**Entries supplied**
========================

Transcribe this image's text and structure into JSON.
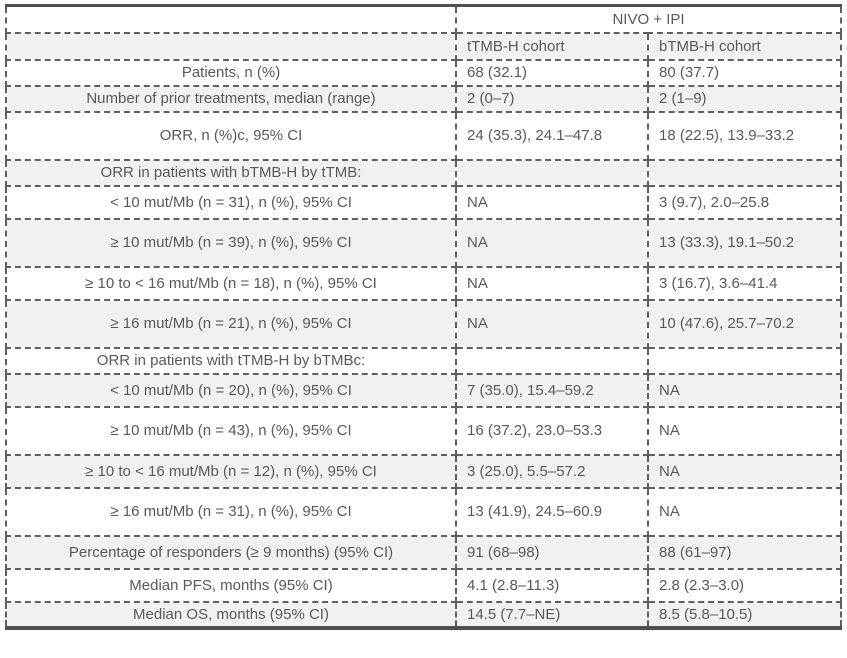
{
  "table": {
    "group_header": "NIVO + IPI",
    "col_headers": {
      "ttmb": "tTMB-H cohort",
      "btmb": "bTMB-H cohort"
    },
    "rows": [
      {
        "label": "Patients, n (%)",
        "ttmb": "68 (32.1)",
        "btmb": "80 (37.7)"
      },
      {
        "label": "Number of prior treatments, median (range)",
        "ttmb": "2 (0–7)",
        "btmb": "2 (1–9)"
      },
      {
        "label": "ORR, n (%)c, 95% CI",
        "ttmb": "24 (35.3), 24.1–47.8",
        "btmb": "18 (22.5), 13.9–33.2"
      },
      {
        "label": "ORR in patients with bTMB-H by tTMB:",
        "ttmb": "",
        "btmb": ""
      },
      {
        "label": "< 10 mut/Mb (n = 31), n (%), 95% CI",
        "ttmb": "NA",
        "btmb": "3 (9.7), 2.0–25.8"
      },
      {
        "label": "≥ 10 mut/Mb (n = 39), n (%), 95% CI",
        "ttmb": "NA",
        "btmb": "13 (33.3), 19.1–50.2"
      },
      {
        "label": "≥ 10 to < 16 mut/Mb (n = 18), n (%), 95% CI",
        "ttmb": "NA",
        "btmb": "3 (16.7), 3.6–41.4"
      },
      {
        "label": "≥ 16 mut/Mb (n = 21), n (%), 95% CI",
        "ttmb": "NA",
        "btmb": "10 (47.6), 25.7–70.2"
      },
      {
        "label": "ORR in patients with tTMB-H by bTMBc:",
        "ttmb": "",
        "btmb": ""
      },
      {
        "label": "< 10 mut/Mb (n = 20), n (%), 95% CI",
        "ttmb": "7 (35.0), 15.4–59.2",
        "btmb": "NA"
      },
      {
        "label": "≥ 10 mut/Mb (n = 43), n (%), 95% CI",
        "ttmb": "16 (37.2), 23.0–53.3",
        "btmb": "NA"
      },
      {
        "label": "≥ 10 to < 16 mut/Mb (n = 12), n (%), 95% CI",
        "ttmb": "3 (25.0), 5.5–57.2",
        "btmb": "NA"
      },
      {
        "label": "≥ 16 mut/Mb (n = 31), n (%), 95% CI",
        "ttmb": "13 (41.9), 24.5–60.9",
        "btmb": "NA"
      },
      {
        "label": "Percentage of responders (≥ 9 months) (95% CI)",
        "ttmb": "91 (68–98)",
        "btmb": "88 (61–97)"
      },
      {
        "label": "Median PFS, months (95% CI)",
        "ttmb": "4.1 (2.8–11.3)",
        "btmb": "2.8 (2.3–3.0)"
      },
      {
        "label": "Median OS, months (95% CI)",
        "ttmb": "14.5 (7.7–NE)",
        "btmb": "8.5 (5.8–10.5)"
      }
    ],
    "colors": {
      "row_shade": "#f1f1f1",
      "border_solid": "#4f4f4f",
      "border_dashed": "#5f5f5f",
      "text": "#595959"
    }
  }
}
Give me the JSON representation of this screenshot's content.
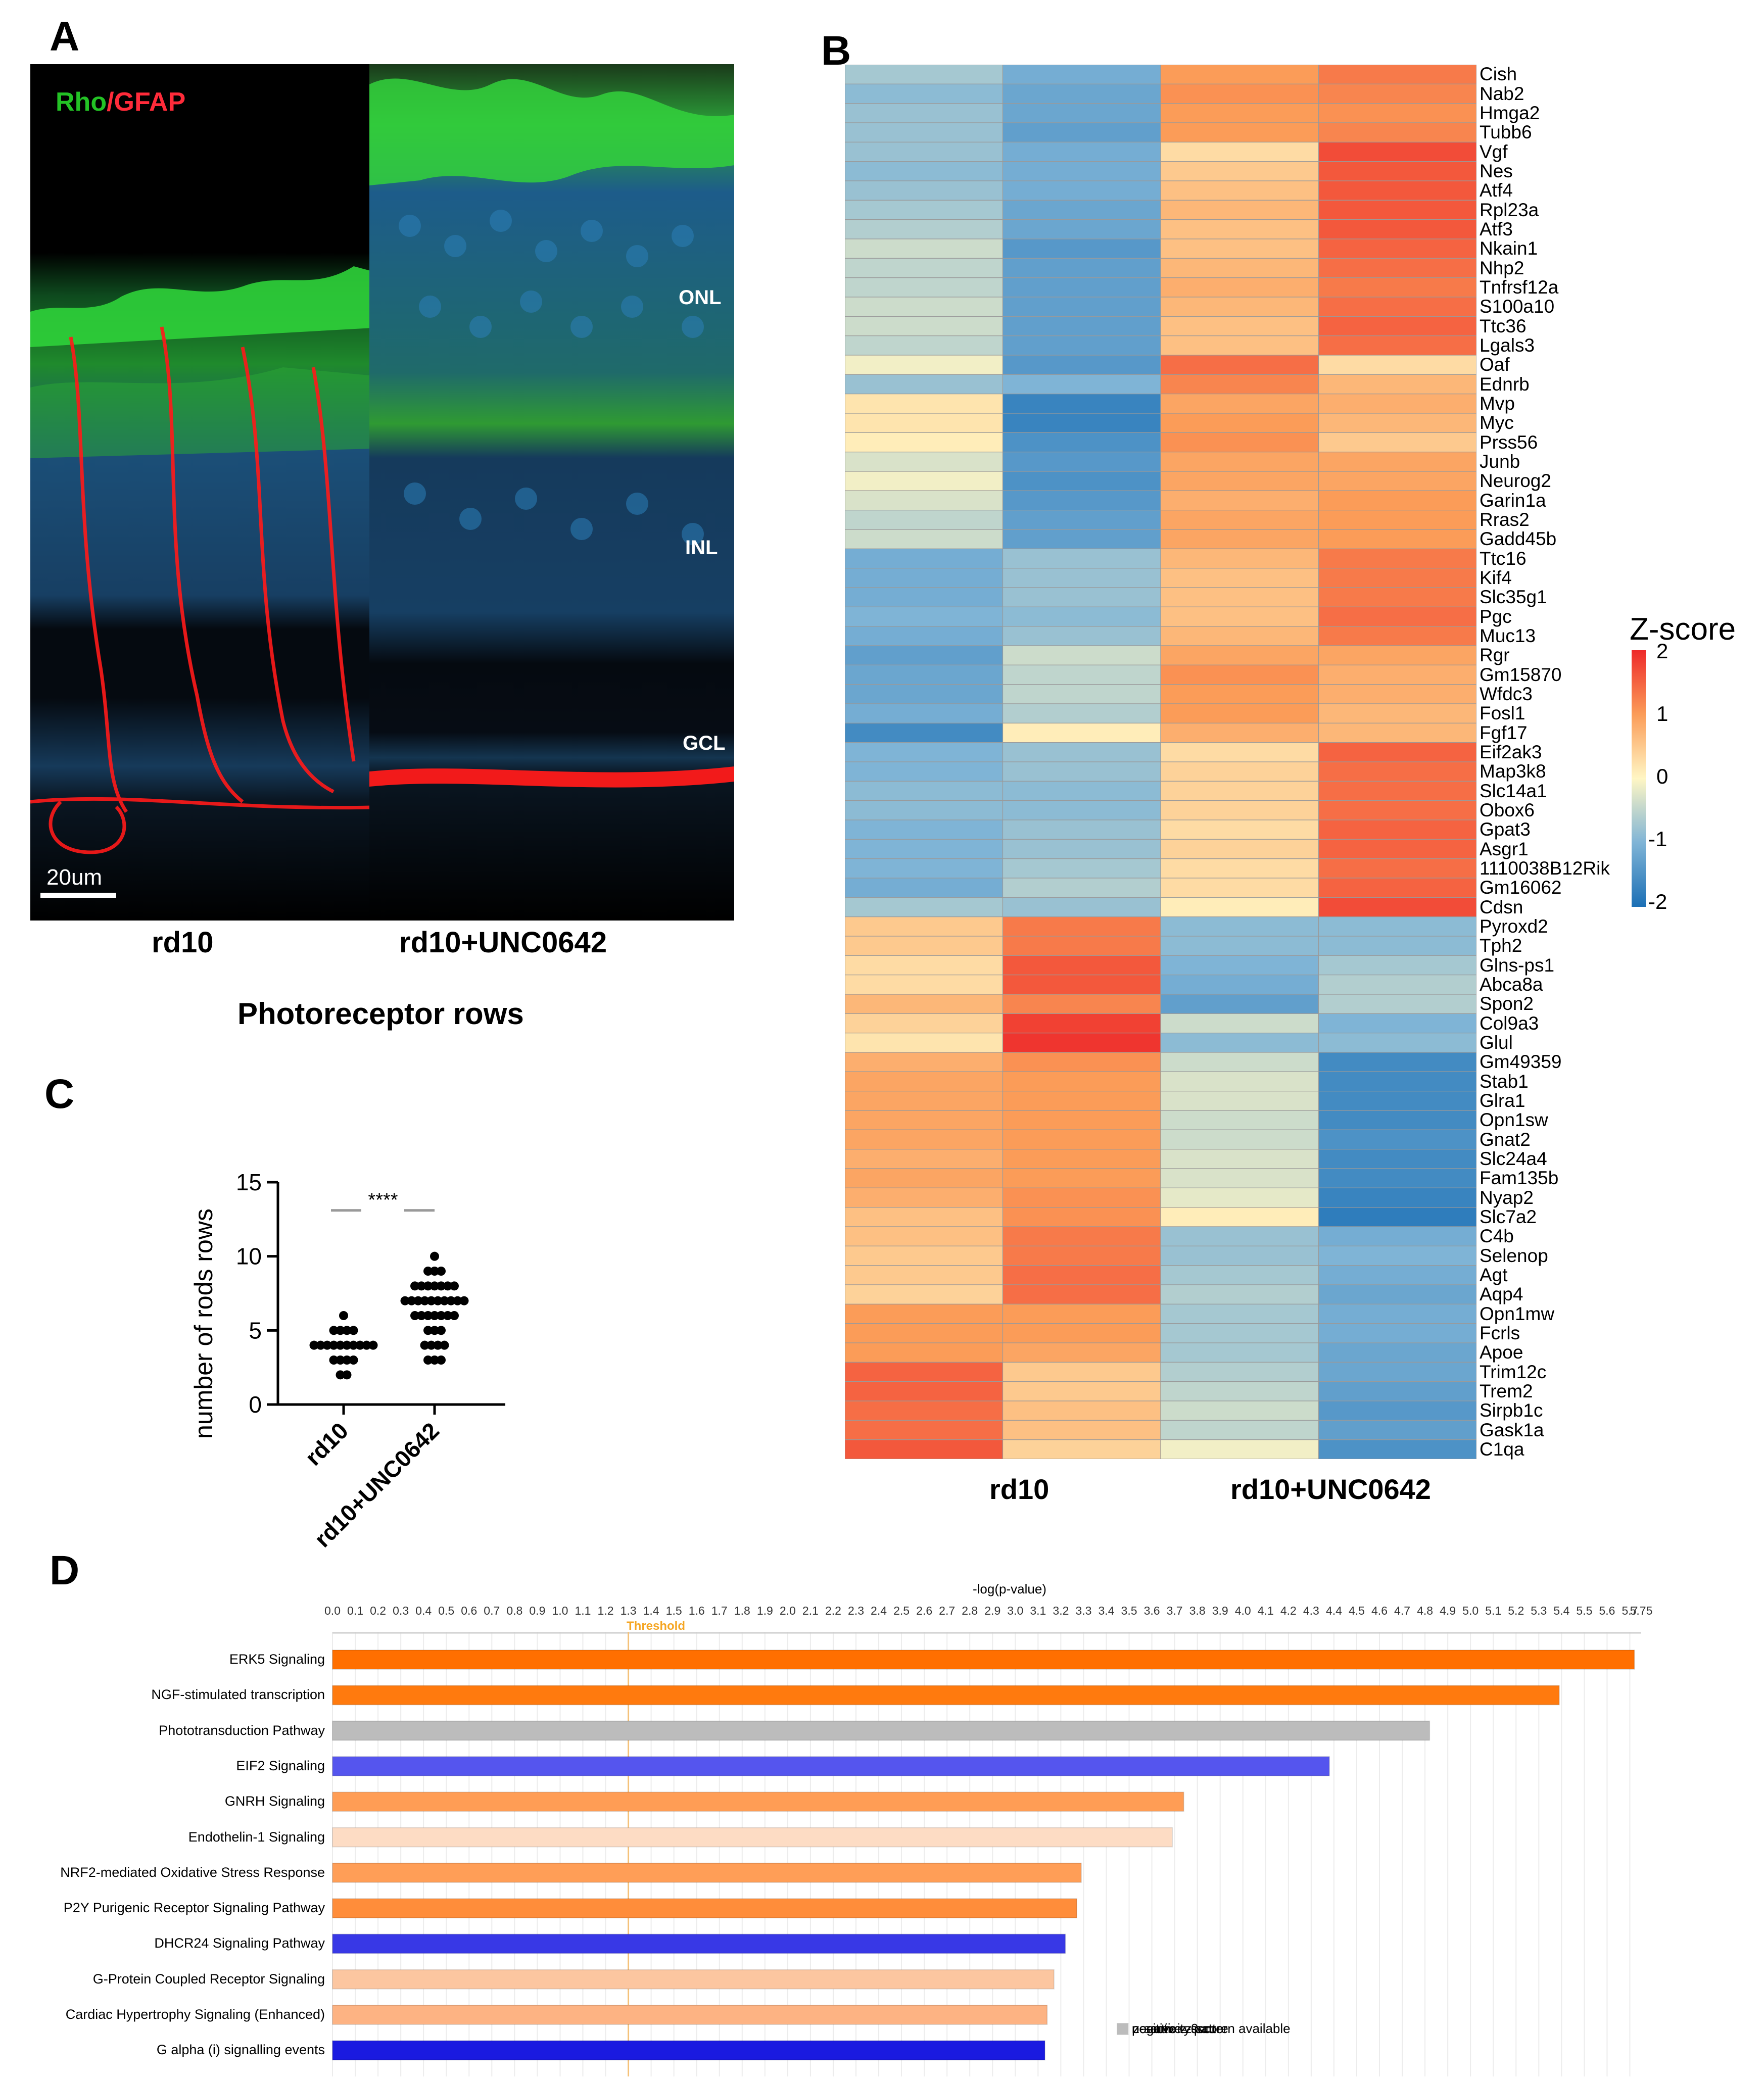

========================

**What the task requires**
Set down each record above exactly as it stands and leave out all pictures.

**Task answer**
Transcribe this image's text and structure into JSON.
{
  "table": {
    "group_header": "NIVO + IPI",
    "col_headers": {
      "ttmb": "tTMB-H cohort",
      "btmb": "bTMB-H cohort"
    },
    "rows": [
      {
        "label": "Patients, n (%)",
        "ttmb": "68 (32.1)",
        "btmb": "80 (37.7)"
      },
      {
        "label": "Number of prior treatments, median (range)",
        "ttmb": "2 (0–7)",
        "btmb": "2 (1–9)"
      },
      {
        "label": "ORR, n (%)c, 95% CI",
        "ttmb": "24 (35.3), 24.1–47.8",
        "btmb": "18 (22.5), 13.9–33.2"
      },
      {
        "label": "ORR in patients with bTMB-H by tTMB:",
        "ttmb": "",
        "btmb": ""
      },
      {
        "label": "< 10 mut/Mb (n = 31), n (%), 95% CI",
        "ttmb": "NA",
        "btmb": "3 (9.7), 2.0–25.8"
      },
      {
        "label": "≥ 10 mut/Mb (n = 39), n (%), 95% CI",
        "ttmb": "NA",
        "btmb": "13 (33.3), 19.1–50.2"
      },
      {
        "label": "≥ 10 to < 16 mut/Mb (n = 18), n (%), 95% CI",
        "ttmb": "NA",
        "btmb": "3 (16.7), 3.6–41.4"
      },
      {
        "label": "≥ 16 mut/Mb (n = 21), n (%), 95% CI",
        "ttmb": "NA",
        "btmb": "10 (47.6), 25.7–70.2"
      },
      {
        "label": "ORR in patients with tTMB-H by bTMBc:",
        "ttmb": "",
        "btmb": ""
      },
      {
        "label": "< 10 mut/Mb (n = 20), n (%), 95% CI",
        "ttmb": "7 (35.0), 15.4–59.2",
        "btmb": "NA"
      },
      {
        "label": "≥ 10 mut/Mb (n = 43), n (%), 95% CI",
        "ttmb": "16 (37.2), 23.0–53.3",
        "btmb": "NA"
      },
      {
        "label": "≥ 10 to < 16 mut/Mb (n = 12), n (%), 95% CI",
        "ttmb": "3 (25.0), 5.5–57.2",
        "btmb": "NA"
      },
      {
        "label": "≥ 16 mut/Mb (n = 31), n (%), 95% CI",
        "ttmb": "13 (41.9), 24.5–60.9",
        "btmb": "NA"
      },
      {
        "label": "Percentage of responders (≥ 9 months) (95% CI)",
        "ttmb": "91 (68–98)",
        "btmb": "88 (61–97)"
      },
      {
        "label": "Median PFS, months (95% CI)",
        "ttmb": "4.1 (2.8–11.3)",
        "btmb": "2.8 (2.3–3.0)"
      },
      {
        "label": "Median OS, months (95% CI)",
        "ttmb": "14.5 (7.7–NE)",
        "btmb": "8.5 (5.8–10.5)"
      }
    ],
    "colors": {
      "row_shade": "#f1f1f1",
      "border_solid": "#4f4f4f",
      "border_dashed": "#5f5f5f",
      "text": "#595959"
    }
  }
}
Give me the JSON representation of this screenshot's content.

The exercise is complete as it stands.